Exercise objective:
The records below are made of lines; count those holding the word "Tour" and give the number only.

Supplied material:
## start
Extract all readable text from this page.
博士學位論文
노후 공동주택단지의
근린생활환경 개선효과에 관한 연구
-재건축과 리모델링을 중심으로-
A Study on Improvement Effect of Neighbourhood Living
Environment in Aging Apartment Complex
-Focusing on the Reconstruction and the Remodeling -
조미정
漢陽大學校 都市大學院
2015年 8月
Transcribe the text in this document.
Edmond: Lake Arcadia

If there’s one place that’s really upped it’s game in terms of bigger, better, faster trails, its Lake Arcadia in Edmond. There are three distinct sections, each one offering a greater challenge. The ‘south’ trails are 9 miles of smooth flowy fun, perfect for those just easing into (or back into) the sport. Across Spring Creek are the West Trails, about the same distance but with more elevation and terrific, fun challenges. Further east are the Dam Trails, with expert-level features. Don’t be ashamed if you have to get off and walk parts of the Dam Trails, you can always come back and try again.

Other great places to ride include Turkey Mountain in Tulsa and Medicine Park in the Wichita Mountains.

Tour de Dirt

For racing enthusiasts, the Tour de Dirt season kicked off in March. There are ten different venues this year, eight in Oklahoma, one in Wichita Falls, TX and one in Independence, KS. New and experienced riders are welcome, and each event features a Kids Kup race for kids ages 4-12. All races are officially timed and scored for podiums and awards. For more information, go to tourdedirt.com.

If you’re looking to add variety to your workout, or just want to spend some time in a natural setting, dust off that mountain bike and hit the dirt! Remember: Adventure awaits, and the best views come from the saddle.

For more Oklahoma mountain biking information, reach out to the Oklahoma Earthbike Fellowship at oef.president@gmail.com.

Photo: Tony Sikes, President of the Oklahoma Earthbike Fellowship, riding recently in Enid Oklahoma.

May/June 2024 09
## end
Task response:
2